Task prompt ▸
Rewrite all of the data below, swapping "x-tick-label" for "x-axis-label" wherever it occurs and keeping everything else the same. Omit the pictures from your answer.

Input ▸
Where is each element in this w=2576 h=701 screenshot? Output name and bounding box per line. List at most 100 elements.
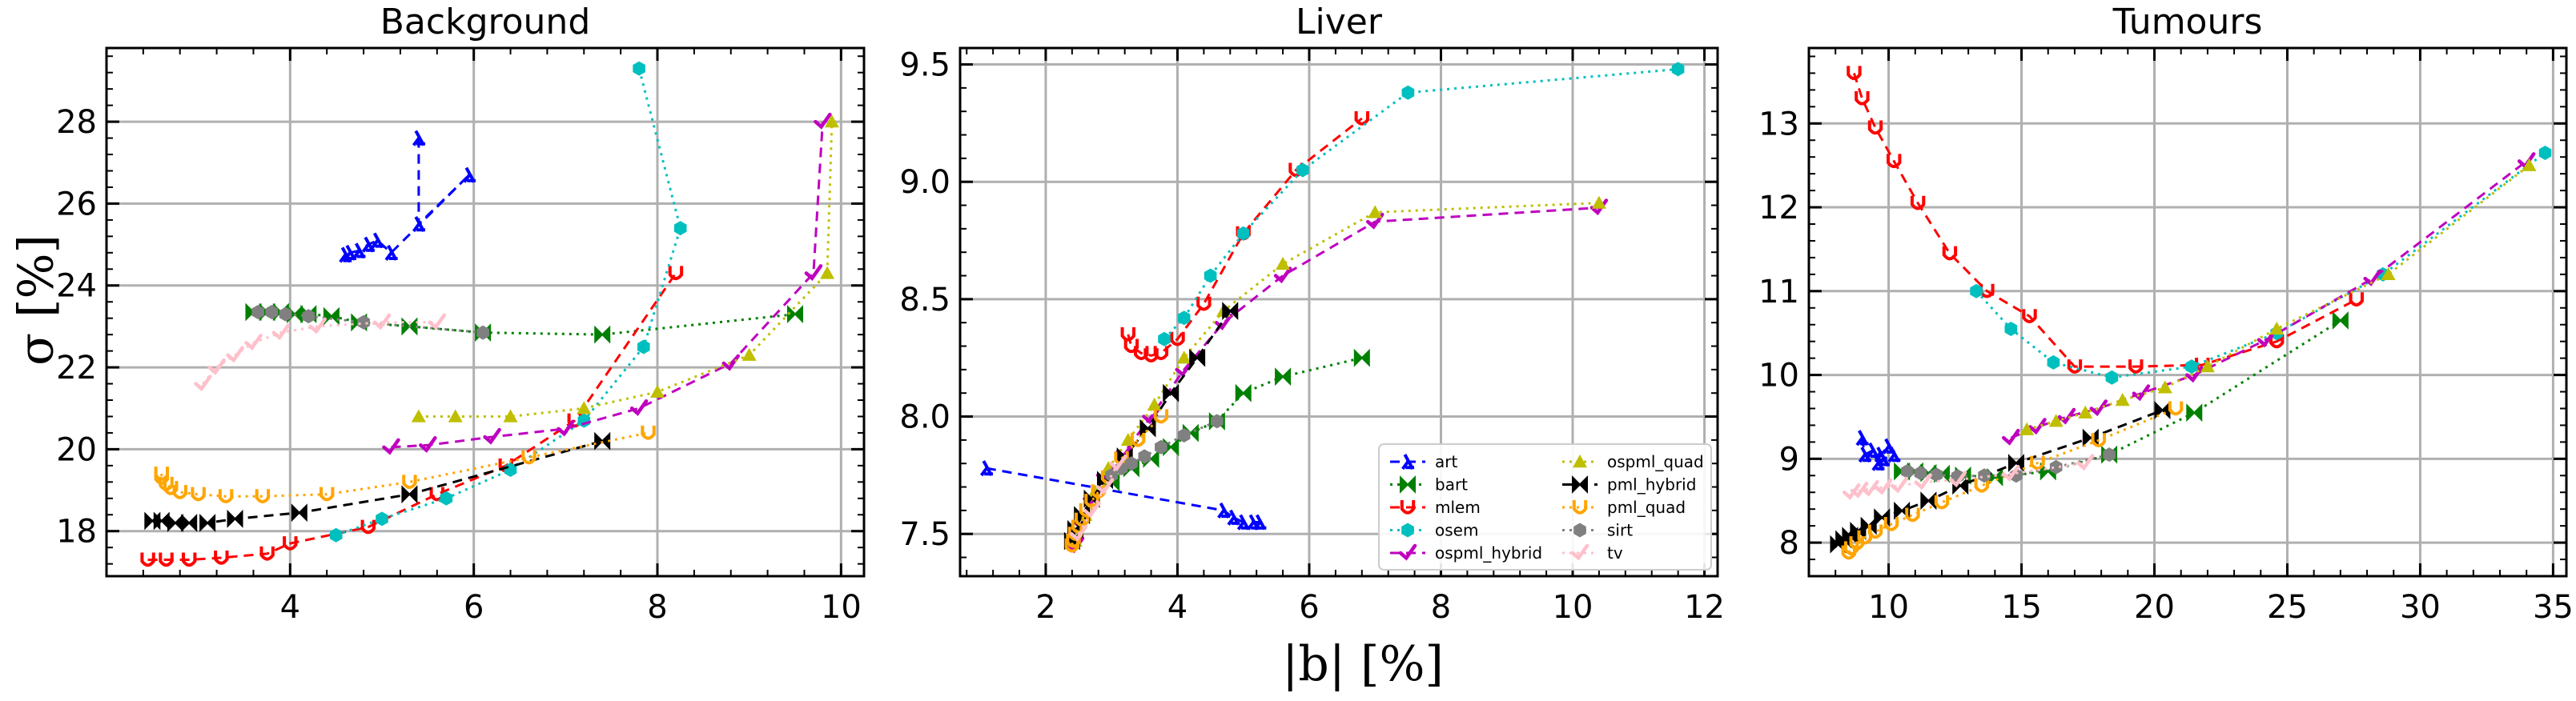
- data-point-ospml_hybrid: [2363, 269, 2381, 286]
- x-tick-label: 15: [2001, 589, 2042, 626]
- data-point-osem: [1204, 268, 1217, 283]
- legend: art bart mlem osem ospml_hybrid ospml_quadpml…: [1378, 443, 1712, 571]
- data-point-osem: [2538, 146, 2552, 160]
- series-line-tv: [202, 321, 437, 385]
- data-point-ospml_quad: [577, 401, 592, 415]
- data-point-bart: [1235, 383, 1252, 403]
- data-point-sirt: [357, 314, 370, 330]
- series-line-pml_hybrid: [1837, 409, 2164, 546]
- data-point-sirt: [1177, 428, 1191, 443]
- data-point-ospml_hybrid: [629, 399, 649, 416]
- data-point-mlem: [360, 519, 376, 535]
- legend-swatch-marker: [1401, 523, 1414, 538]
- data-point-mlem: [1196, 296, 1212, 311]
- data-point-mlem: [214, 550, 229, 565]
- data-point-pml_quad: [641, 425, 656, 440]
- data-point-ospml_quad: [2078, 405, 2093, 419]
- data-point-art: [412, 216, 425, 233]
- y-tick-label: 10: [1758, 358, 1799, 395]
- x-tick-label: 4: [1167, 589, 1188, 626]
- data-point-ospml_quad: [1591, 195, 1606, 209]
- data-point-sirt: [2049, 459, 2063, 475]
- legend-swatch-marker: [1573, 523, 1586, 538]
- data-point-sirt: [1138, 449, 1151, 464]
- panel-title: Tumours: [2112, 2, 2263, 42]
- series-group: [1830, 66, 2552, 560]
- x-tick-label: 30: [2400, 589, 2441, 626]
- data-point-tv: [207, 358, 226, 375]
- data-point-pml_quad: [1074, 512, 1090, 527]
- series-line-art: [986, 467, 1260, 523]
- data-point-pml_quad: [402, 475, 417, 490]
- y-tick-label: 24: [56, 268, 97, 305]
- x-tick-label: 2: [1035, 589, 1055, 626]
- data-point-ospml_hybrid: [1273, 266, 1292, 284]
- x-tick-label: 4: [280, 589, 300, 626]
- data-point-pml_quad: [2030, 455, 2045, 471]
- data-point-pml_hybrid: [153, 511, 170, 531]
- legend-swatch-marker: [1570, 543, 1589, 561]
- series-line-mlem: [1852, 72, 2357, 368]
- series-line-art: [344, 138, 470, 256]
- data-point-mlem: [1170, 331, 1185, 346]
- data-point-ospml_quad: [1176, 350, 1192, 364]
- data-point-pml_quad: [1066, 534, 1081, 548]
- data-point-pml_quad: [1857, 530, 1872, 545]
- data-point-tv: [1842, 483, 1861, 500]
- data-point-sirt: [1155, 439, 1167, 455]
- data-point-osem: [1158, 331, 1171, 346]
- data-point-bart: [594, 325, 611, 344]
- data-point-osem: [637, 339, 650, 355]
- data-point-osem: [2004, 322, 2018, 336]
- legend-label-ospml_hybrid: ospml_hybrid: [1435, 543, 1542, 563]
- data-point-mlem: [182, 552, 197, 567]
- legend-swatch-marker: [1400, 500, 1416, 515]
- data-point-mlem: [259, 546, 275, 561]
- data-point-sirt: [1978, 468, 1991, 483]
- data-point-sirt: [302, 309, 315, 324]
- x-tick-label: 20: [2134, 589, 2175, 626]
- data-point-art: [1871, 455, 1885, 471]
- data-point-ospml_quad: [448, 409, 463, 423]
- legend-swatch-marker: [1572, 475, 1588, 494]
- data-point-pml_quad: [2168, 401, 2184, 416]
- data-point-sirt: [1930, 467, 1943, 483]
- data-point-bart: [2332, 311, 2349, 330]
- x-tick-label: 6: [464, 589, 484, 626]
- x-tick-label: 10: [821, 589, 862, 626]
- data-point-ospml_hybrid: [483, 427, 501, 445]
- data-point-ospml_hybrid: [1175, 360, 1193, 378]
- data-point-tv: [372, 313, 392, 330]
- y-tick-label: 8: [1779, 525, 1799, 562]
- data-point-tv: [1109, 454, 1127, 471]
- data-point-tv: [271, 323, 291, 341]
- data-point-mlem: [283, 536, 298, 551]
- legend-label-art: art: [1435, 452, 1457, 471]
- data-point-art: [352, 242, 366, 259]
- data-point-pml_quad: [1974, 478, 1989, 493]
- data-point-art: [1858, 447, 1871, 463]
- data-point-mlem: [2067, 359, 2083, 374]
- data-point-osem: [1177, 310, 1191, 326]
- data-point-pml_quad: [1849, 536, 1864, 551]
- data-point-ospml_quad: [2157, 380, 2172, 394]
- data-point-pml_quad: [521, 450, 536, 465]
- data-point-tv: [2076, 454, 2095, 471]
- series-line-mlem: [147, 272, 677, 561]
- data-point-mlem: [1910, 195, 1926, 210]
- data-point-ospml_quad: [411, 409, 426, 423]
- data-point-osem: [329, 527, 343, 543]
- data-point-osem: [577, 413, 591, 428]
- data-point-ospml_quad: [650, 384, 665, 398]
- y-tick-label: 11: [1758, 274, 1799, 310]
- data-point-osem: [1236, 226, 1250, 241]
- data-point-ospml_hybrid: [2132, 384, 2151, 402]
- data-point-mlem: [668, 266, 684, 281]
- data-point-tv: [1069, 524, 1088, 542]
- data-point-ospml_quad: [2200, 359, 2215, 373]
- data-point-ospml_quad: [820, 266, 835, 279]
- legend-label-mlem: mlem: [1435, 498, 1481, 517]
- data-point-pml_hybrid: [401, 485, 418, 504]
- data-point-pml_quad: [1064, 538, 1080, 553]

Output of the task ▸
Where is each element in this w=2576 h=701 screenshot? Output name and bounding box per line. List at most 100 elements.
- data-point-ospml_hybrid: [2363, 269, 2381, 286]
- x-axis-label: 15: [2001, 589, 2042, 626]
- data-point-osem: [1204, 268, 1217, 283]
- legend: art bart mlem osem ospml_hybrid ospml_quadpml…: [1378, 443, 1712, 571]
- data-point-osem: [2538, 146, 2552, 160]
- series-line-tv: [202, 321, 437, 385]
- data-point-ospml_quad: [577, 401, 592, 415]
- data-point-bart: [1235, 383, 1252, 403]
- data-point-sirt: [357, 314, 370, 330]
- series-line-pml_hybrid: [1837, 409, 2164, 546]
- data-point-sirt: [1177, 428, 1191, 443]
- data-point-ospml_hybrid: [629, 399, 649, 416]
- data-point-mlem: [360, 519, 376, 535]
- legend-swatch-marker: [1401, 523, 1414, 538]
- data-point-mlem: [1196, 296, 1212, 311]
- data-point-mlem: [214, 550, 229, 565]
- data-point-pml_quad: [641, 425, 656, 440]
- data-point-ospml_quad: [2078, 405, 2093, 419]
- data-point-art: [412, 216, 425, 233]
- y-tick-label: 10: [1758, 358, 1799, 395]
- x-axis-label: 4: [1167, 589, 1188, 626]
- data-point-ospml_quad: [1591, 195, 1606, 209]
- data-point-sirt: [2049, 459, 2063, 475]
- legend-swatch-marker: [1573, 523, 1586, 538]
- data-point-sirt: [1138, 449, 1151, 464]
- panel-title: Tumours: [2112, 2, 2263, 42]
- series-group: [1830, 66, 2552, 560]
- x-axis-label: 30: [2400, 589, 2441, 626]
- data-point-tv: [207, 358, 226, 375]
- data-point-pml_quad: [1074, 512, 1090, 527]
- series-line-art: [986, 467, 1260, 523]
- data-point-pml_quad: [402, 475, 417, 490]
- y-tick-label: 24: [56, 268, 97, 305]
- x-axis-label: 2: [1035, 589, 1055, 626]
- data-point-ospml_hybrid: [1273, 266, 1292, 284]
- x-axis-label: 4: [280, 589, 300, 626]
- data-point-pml_quad: [2030, 455, 2045, 471]
- data-point-pml_hybrid: [153, 511, 170, 531]
- legend-swatch-marker: [1570, 543, 1589, 561]
- series-line-mlem: [1852, 72, 2357, 368]
- series-line-art: [344, 138, 470, 256]
- data-point-mlem: [1170, 331, 1185, 346]
- data-point-ospml_quad: [1176, 350, 1192, 364]
- data-point-pml_quad: [1066, 534, 1081, 548]
- data-point-pml_quad: [1857, 530, 1872, 545]
- data-point-tv: [1842, 483, 1861, 500]
- data-point-sirt: [1155, 439, 1167, 455]
- data-point-osem: [1158, 331, 1171, 346]
- data-point-bart: [594, 325, 611, 344]
- data-point-osem: [637, 339, 650, 355]
- data-point-osem: [2004, 322, 2018, 336]
- legend-label-ospml_hybrid: ospml_hybrid: [1435, 543, 1542, 563]
- data-point-mlem: [182, 552, 197, 567]
- legend-swatch-marker: [1400, 500, 1416, 515]
- data-point-mlem: [259, 546, 275, 561]
- data-point-sirt: [1978, 468, 1991, 483]
- data-point-sirt: [302, 309, 315, 324]
- x-axis-label: 20: [2134, 589, 2175, 626]
- data-point-art: [1871, 455, 1885, 471]
- data-point-ospml_quad: [448, 409, 463, 423]
- legend-swatch-marker: [1572, 475, 1588, 494]
- data-point-pml_quad: [2168, 401, 2184, 416]
- data-point-sirt: [1930, 467, 1943, 483]
- data-point-bart: [2332, 311, 2349, 330]
- x-axis-label: 6: [464, 589, 484, 626]
- x-axis-label: 10: [821, 589, 862, 626]
- data-point-ospml_hybrid: [483, 427, 501, 445]
- data-point-ospml_hybrid: [1175, 360, 1193, 378]
- data-point-tv: [372, 313, 392, 330]
- y-tick-label: 8: [1779, 525, 1799, 562]
- data-point-tv: [1109, 454, 1127, 471]
- data-point-tv: [271, 323, 291, 341]
- data-point-mlem: [283, 536, 298, 551]
- legend-label-art: art: [1435, 452, 1457, 471]
- data-point-art: [352, 242, 366, 259]
- data-point-pml_quad: [1974, 478, 1989, 493]
- data-point-art: [1858, 447, 1871, 463]
- data-point-mlem: [2067, 359, 2083, 374]
- data-point-osem: [1177, 310, 1191, 326]
- data-point-pml_quad: [1849, 536, 1864, 551]
- data-point-ospml_quad: [2157, 380, 2172, 394]
- data-point-pml_quad: [521, 450, 536, 465]
- data-point-tv: [2076, 454, 2095, 471]
- series-line-mlem: [147, 272, 677, 561]
- data-point-mlem: [1910, 195, 1926, 210]
- data-point-ospml_quad: [411, 409, 426, 423]
- data-point-osem: [329, 527, 343, 543]
- data-point-osem: [577, 413, 591, 428]
- data-point-ospml_quad: [650, 384, 665, 398]
- y-tick-label: 11: [1758, 274, 1799, 310]
- data-point-osem: [1236, 226, 1250, 241]
- data-point-ospml_hybrid: [2132, 384, 2151, 402]
- data-point-mlem: [668, 266, 684, 281]
- data-point-tv: [1069, 524, 1088, 542]
- data-point-ospml_quad: [2200, 359, 2215, 373]
- data-point-ospml_quad: [820, 266, 835, 279]
- legend-label-mlem: mlem: [1435, 498, 1481, 517]
- data-point-pml_hybrid: [401, 485, 418, 504]
- data-point-pml_quad: [1064, 538, 1080, 553]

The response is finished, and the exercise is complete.